====== Extracted material ======
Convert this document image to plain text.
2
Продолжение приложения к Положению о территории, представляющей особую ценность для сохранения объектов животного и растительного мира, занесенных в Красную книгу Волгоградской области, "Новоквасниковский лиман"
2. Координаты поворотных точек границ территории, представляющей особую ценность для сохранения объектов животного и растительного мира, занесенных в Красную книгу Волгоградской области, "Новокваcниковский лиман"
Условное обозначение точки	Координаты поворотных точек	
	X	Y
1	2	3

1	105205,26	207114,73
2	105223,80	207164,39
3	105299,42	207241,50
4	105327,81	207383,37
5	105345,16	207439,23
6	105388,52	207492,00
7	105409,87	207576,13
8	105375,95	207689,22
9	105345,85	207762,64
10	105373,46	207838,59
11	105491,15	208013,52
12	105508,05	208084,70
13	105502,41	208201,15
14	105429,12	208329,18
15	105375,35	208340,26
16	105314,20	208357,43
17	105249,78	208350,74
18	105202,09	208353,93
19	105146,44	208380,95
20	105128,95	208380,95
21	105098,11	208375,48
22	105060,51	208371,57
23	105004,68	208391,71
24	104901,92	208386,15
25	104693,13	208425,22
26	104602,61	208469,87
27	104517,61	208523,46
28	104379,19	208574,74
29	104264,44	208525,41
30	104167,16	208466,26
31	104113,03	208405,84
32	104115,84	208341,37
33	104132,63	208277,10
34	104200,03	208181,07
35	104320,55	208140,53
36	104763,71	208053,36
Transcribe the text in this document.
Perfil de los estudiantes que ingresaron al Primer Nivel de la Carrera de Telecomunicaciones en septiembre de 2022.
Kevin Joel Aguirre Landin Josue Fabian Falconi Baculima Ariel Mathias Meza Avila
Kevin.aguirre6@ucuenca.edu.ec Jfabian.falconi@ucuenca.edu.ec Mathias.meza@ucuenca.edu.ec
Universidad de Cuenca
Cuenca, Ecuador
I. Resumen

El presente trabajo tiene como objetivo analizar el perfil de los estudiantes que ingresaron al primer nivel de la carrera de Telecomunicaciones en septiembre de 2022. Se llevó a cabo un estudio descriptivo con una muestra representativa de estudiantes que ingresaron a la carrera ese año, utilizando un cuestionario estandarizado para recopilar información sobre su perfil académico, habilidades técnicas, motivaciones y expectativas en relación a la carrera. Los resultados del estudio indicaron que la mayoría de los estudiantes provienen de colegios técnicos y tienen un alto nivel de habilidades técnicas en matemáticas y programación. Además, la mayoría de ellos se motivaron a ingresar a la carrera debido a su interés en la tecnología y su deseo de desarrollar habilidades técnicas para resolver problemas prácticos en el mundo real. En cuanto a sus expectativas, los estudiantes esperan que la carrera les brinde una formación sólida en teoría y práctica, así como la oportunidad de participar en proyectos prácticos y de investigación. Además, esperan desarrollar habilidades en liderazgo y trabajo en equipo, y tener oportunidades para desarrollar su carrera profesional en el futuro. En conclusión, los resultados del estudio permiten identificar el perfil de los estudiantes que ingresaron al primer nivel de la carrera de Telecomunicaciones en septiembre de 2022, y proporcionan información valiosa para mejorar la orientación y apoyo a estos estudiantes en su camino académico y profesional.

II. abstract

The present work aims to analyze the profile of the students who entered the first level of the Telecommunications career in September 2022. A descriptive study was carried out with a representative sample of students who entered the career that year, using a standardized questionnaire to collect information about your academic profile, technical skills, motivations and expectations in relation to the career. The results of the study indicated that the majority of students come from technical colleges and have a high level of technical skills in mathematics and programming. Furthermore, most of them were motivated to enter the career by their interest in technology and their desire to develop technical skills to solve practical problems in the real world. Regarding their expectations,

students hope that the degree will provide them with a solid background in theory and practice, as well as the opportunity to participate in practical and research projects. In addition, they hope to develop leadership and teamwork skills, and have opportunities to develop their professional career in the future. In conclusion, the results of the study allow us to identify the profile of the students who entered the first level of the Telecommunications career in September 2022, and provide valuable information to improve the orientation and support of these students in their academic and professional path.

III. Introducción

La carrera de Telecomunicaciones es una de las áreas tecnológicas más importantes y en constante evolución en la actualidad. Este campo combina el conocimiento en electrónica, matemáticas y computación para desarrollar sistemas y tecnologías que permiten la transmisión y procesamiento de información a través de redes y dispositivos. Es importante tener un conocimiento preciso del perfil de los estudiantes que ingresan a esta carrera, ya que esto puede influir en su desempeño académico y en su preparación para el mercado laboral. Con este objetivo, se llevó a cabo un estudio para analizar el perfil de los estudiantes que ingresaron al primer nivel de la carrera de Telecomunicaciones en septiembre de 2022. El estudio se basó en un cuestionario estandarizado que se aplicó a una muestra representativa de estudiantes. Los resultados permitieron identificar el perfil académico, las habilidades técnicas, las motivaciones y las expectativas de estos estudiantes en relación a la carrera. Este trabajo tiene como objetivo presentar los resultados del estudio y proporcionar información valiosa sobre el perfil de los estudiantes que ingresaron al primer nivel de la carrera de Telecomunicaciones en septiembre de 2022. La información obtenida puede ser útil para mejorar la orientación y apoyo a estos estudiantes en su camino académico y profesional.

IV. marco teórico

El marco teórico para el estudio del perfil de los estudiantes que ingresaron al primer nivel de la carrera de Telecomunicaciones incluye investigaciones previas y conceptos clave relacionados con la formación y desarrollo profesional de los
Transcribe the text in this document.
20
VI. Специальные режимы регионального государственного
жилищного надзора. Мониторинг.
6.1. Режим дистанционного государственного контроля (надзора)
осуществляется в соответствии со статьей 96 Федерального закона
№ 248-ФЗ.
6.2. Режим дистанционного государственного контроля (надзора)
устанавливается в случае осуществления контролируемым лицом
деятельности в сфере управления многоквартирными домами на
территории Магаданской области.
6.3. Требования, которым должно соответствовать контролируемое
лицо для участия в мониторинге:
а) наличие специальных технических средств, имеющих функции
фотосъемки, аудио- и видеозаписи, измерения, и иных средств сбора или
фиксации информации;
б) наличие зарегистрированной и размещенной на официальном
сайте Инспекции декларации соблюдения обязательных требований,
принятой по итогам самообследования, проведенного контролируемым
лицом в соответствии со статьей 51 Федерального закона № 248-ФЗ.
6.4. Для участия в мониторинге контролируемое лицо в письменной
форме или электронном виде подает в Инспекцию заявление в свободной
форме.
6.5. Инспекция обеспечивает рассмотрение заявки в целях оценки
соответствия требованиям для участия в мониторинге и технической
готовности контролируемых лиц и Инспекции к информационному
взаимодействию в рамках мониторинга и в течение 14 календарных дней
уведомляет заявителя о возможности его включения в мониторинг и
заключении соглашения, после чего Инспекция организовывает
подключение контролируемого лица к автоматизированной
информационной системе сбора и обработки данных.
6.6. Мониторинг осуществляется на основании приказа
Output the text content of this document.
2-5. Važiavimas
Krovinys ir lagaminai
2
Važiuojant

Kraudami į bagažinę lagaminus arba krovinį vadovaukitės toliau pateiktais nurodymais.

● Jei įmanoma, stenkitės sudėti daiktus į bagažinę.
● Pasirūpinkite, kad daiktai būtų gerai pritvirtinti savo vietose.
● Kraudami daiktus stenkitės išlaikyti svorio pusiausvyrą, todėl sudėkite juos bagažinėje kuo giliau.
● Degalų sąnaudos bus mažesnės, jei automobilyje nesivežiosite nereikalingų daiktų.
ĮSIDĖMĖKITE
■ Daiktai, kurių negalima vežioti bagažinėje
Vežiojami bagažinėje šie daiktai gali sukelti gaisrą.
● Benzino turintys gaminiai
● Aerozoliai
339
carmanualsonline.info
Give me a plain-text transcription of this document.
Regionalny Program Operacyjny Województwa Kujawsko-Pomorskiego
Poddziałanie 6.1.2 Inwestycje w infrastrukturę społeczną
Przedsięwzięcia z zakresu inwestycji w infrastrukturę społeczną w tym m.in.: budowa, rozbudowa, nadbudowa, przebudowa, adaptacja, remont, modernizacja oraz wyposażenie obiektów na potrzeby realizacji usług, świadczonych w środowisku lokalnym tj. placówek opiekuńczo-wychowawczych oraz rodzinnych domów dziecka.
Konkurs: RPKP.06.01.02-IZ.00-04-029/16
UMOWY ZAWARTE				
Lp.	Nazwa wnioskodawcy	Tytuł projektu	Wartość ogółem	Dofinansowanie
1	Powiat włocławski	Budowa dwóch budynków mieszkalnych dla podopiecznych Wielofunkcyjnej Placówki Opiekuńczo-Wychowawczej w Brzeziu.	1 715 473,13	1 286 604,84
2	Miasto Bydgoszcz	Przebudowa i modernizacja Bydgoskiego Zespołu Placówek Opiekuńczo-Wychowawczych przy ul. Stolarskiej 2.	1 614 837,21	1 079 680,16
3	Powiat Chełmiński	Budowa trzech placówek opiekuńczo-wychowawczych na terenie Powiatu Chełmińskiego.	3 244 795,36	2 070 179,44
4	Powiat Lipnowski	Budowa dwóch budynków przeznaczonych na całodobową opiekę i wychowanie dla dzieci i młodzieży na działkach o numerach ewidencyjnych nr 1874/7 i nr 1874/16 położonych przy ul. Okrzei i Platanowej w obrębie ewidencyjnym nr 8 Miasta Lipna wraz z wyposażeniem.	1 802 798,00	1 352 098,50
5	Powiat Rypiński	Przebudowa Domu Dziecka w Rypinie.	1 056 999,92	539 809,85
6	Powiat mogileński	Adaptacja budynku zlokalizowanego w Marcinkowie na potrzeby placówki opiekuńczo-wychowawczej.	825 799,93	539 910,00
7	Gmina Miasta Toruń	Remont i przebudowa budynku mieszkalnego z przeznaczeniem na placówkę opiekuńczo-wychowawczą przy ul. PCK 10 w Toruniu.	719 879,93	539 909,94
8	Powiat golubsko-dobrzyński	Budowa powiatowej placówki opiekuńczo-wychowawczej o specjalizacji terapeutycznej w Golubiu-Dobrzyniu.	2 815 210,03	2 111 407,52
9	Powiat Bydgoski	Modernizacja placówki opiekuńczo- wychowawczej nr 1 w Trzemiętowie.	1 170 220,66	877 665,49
======
- **Directions for this task**
Copy each line in the data that holds the word "Telecommunications".

- **Response**
The present work aims to analyze the profile of the students who entered the first level of the Telecommunications career in September 2022. A descriptive study was carried out with a representative sample of students who entered the career that year, using a standardized questionnaire to collect information about your academic profile, technical skills, motivations and expectations in relation to the career. The results of the study indicated that the majority of students come from technical colleges and have a high level of technical skills in mathematics and programming. Furthermore, most of them were motivated to enter the career by their interest in technology and their desire to develop technical skills to solve practical problems in the real world. Regarding their expectations,
students hope that the degree will provide them with a solid background in theory and practice, as well as the opportunity to participate in practical and research projects. In addition, they hope to develop leadership and teamwork skills, and have opportunities to develop their professional career in the future. In conclusion, the results of the study allow us to identify the profile of the students who entered the first level of the Telecommunications career in September 2022, and provide valuable information to improve the orientation and support of these students in their academic and professional path.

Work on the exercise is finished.